┌─ Data
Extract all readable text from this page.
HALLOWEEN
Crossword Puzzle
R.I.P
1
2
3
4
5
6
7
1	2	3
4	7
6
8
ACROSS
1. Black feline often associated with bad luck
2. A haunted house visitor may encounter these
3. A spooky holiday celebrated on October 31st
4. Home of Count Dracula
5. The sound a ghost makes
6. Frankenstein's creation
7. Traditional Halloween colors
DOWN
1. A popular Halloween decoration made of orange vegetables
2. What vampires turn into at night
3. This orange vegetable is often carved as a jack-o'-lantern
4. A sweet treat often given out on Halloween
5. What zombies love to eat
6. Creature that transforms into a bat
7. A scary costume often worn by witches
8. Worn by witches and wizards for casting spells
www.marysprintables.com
└─
┌─ Data
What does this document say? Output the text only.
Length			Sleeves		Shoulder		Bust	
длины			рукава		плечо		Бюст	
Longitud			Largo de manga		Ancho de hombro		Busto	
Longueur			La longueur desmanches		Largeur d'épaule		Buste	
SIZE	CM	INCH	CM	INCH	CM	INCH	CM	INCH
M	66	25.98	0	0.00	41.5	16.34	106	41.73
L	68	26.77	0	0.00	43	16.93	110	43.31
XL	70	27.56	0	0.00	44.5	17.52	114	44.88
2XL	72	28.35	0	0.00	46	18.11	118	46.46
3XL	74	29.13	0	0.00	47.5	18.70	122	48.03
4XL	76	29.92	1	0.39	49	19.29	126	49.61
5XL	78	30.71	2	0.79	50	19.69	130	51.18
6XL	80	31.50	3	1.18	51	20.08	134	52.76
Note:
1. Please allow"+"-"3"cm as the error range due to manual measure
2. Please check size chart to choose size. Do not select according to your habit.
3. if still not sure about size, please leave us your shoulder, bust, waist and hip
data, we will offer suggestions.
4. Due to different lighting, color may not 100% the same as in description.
└─
Say how many lines hold the word "orange", giving the number and nothing else.

*Response to the task*. 2